[Start]

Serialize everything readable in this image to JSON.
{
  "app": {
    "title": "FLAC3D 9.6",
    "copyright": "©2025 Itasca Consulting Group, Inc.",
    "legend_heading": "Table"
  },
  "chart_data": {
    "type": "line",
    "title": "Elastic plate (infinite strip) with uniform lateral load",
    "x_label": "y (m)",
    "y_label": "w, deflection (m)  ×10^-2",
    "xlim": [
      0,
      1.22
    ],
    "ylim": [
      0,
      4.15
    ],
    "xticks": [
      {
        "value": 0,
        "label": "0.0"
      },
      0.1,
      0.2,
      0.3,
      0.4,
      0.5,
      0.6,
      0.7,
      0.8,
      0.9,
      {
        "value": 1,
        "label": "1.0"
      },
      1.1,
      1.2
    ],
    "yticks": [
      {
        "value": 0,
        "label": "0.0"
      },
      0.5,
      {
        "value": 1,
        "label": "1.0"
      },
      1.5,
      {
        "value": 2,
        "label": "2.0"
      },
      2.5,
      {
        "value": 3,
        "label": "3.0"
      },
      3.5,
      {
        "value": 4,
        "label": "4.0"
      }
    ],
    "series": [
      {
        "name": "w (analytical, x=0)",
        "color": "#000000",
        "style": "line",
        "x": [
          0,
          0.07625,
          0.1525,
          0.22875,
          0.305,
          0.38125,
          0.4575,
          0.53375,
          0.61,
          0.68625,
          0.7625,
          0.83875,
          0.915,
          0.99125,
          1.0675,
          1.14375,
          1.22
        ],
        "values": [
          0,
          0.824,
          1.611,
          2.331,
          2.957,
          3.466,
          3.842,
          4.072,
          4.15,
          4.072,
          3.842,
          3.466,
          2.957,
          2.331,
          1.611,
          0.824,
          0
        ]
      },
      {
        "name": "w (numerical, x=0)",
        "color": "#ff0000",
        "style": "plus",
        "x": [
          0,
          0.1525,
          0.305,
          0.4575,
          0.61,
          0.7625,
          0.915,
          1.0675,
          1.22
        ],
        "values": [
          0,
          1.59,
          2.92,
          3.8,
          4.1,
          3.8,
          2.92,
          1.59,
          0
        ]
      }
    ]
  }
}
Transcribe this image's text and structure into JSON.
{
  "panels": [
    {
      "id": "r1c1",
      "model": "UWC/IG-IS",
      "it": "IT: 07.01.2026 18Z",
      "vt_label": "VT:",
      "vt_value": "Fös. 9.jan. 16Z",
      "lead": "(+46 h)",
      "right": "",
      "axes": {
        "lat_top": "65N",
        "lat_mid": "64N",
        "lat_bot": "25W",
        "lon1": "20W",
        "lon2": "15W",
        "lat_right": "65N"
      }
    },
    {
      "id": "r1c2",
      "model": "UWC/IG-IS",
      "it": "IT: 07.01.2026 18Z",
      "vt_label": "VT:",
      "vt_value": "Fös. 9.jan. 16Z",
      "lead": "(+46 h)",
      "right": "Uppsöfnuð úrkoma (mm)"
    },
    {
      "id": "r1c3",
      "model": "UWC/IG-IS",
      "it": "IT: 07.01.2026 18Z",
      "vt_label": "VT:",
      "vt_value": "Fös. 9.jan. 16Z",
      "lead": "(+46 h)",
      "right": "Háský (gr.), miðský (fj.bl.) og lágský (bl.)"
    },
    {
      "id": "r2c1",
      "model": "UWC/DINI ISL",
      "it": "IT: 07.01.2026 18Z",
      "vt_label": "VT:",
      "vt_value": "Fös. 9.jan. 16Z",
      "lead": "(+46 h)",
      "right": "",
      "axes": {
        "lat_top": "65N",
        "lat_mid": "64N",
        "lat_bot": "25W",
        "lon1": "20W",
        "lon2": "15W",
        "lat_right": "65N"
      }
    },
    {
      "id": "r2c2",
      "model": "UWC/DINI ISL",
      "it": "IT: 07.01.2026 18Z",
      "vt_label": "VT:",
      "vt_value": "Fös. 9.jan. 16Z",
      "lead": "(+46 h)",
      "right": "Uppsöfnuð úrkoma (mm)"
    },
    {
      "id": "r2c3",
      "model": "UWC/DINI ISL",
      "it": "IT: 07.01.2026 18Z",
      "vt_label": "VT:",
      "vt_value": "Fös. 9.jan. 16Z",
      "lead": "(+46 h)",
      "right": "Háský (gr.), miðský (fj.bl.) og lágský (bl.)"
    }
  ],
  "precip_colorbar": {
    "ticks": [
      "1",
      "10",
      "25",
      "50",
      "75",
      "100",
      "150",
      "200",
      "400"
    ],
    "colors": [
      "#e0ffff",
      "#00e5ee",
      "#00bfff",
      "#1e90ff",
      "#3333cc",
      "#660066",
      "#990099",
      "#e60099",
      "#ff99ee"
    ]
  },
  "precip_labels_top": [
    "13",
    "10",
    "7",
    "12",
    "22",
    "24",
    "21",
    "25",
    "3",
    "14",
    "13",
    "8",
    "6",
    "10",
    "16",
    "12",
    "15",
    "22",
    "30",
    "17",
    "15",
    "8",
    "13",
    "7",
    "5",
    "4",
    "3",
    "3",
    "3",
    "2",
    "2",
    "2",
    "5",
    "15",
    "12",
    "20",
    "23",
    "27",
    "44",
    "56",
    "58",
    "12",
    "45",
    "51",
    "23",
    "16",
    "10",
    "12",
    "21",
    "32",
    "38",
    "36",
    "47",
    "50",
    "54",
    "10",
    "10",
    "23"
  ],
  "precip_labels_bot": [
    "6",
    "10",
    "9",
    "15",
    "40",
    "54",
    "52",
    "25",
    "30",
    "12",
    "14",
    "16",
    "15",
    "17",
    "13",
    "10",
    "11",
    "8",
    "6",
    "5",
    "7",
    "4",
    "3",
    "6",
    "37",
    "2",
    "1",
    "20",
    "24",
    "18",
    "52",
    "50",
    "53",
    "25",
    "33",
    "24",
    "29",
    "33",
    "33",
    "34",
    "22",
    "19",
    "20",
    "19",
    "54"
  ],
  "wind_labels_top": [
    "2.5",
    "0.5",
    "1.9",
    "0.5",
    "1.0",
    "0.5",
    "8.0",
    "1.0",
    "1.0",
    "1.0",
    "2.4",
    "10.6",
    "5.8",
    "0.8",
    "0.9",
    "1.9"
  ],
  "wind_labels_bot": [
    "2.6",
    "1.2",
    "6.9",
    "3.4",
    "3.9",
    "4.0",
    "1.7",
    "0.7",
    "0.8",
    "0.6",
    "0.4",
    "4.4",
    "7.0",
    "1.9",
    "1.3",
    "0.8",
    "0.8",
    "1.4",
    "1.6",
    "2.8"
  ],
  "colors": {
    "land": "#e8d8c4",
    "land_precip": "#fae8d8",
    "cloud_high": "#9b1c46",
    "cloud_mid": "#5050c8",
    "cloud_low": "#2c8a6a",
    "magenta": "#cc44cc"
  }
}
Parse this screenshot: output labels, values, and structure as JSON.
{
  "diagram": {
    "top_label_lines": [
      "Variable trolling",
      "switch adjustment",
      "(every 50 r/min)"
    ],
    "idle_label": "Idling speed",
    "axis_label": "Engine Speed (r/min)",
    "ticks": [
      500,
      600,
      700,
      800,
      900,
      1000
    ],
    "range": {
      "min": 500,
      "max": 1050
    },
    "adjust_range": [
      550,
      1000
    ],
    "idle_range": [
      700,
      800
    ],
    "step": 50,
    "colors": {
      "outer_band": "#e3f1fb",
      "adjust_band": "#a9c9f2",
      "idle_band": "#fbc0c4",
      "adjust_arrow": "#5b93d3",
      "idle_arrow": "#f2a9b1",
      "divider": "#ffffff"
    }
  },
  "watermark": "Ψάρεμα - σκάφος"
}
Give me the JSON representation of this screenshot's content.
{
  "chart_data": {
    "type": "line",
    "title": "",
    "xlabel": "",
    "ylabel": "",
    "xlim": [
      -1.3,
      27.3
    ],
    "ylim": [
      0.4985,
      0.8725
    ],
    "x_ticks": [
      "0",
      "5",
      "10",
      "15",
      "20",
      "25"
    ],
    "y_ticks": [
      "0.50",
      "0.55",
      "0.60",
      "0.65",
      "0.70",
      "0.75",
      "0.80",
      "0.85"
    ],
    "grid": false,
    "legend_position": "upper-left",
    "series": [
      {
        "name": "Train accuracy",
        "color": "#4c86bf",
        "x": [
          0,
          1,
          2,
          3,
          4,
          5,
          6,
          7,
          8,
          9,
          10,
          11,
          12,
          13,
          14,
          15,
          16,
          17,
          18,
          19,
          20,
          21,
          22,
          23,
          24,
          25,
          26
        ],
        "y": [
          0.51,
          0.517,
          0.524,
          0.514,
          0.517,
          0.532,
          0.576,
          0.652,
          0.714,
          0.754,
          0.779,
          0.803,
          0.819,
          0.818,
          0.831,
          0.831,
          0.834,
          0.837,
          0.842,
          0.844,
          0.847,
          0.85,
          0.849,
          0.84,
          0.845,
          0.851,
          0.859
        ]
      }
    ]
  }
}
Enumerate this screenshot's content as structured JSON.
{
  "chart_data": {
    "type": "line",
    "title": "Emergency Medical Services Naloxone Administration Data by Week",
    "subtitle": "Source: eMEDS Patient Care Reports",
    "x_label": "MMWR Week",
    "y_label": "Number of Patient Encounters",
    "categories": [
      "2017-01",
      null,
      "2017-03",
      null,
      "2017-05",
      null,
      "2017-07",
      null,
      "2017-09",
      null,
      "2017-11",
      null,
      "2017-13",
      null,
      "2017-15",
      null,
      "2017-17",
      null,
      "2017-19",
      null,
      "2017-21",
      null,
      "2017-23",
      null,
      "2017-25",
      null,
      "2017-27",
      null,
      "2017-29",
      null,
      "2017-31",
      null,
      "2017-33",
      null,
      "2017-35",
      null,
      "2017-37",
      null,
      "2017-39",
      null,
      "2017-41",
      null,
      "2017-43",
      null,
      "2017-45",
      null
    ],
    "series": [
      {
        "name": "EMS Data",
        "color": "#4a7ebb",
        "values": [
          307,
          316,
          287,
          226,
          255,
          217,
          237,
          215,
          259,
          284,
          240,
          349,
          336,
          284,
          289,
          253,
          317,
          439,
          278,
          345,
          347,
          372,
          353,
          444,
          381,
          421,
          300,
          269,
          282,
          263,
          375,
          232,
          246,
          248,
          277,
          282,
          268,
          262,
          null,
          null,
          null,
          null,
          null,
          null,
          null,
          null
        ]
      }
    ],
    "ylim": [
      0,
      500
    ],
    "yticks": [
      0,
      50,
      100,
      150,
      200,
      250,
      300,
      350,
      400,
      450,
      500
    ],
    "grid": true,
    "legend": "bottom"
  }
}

[End]

■ **WHAT TO WORK ON**
Pull out every line of the records above that contains the word "name".

■ **FINAL RESULT**
        "name": "w (analytical, x=0)",
        "name": "w (numerical, x=0)",
        "name": "Train accuracy",
        "name": "EMS Data",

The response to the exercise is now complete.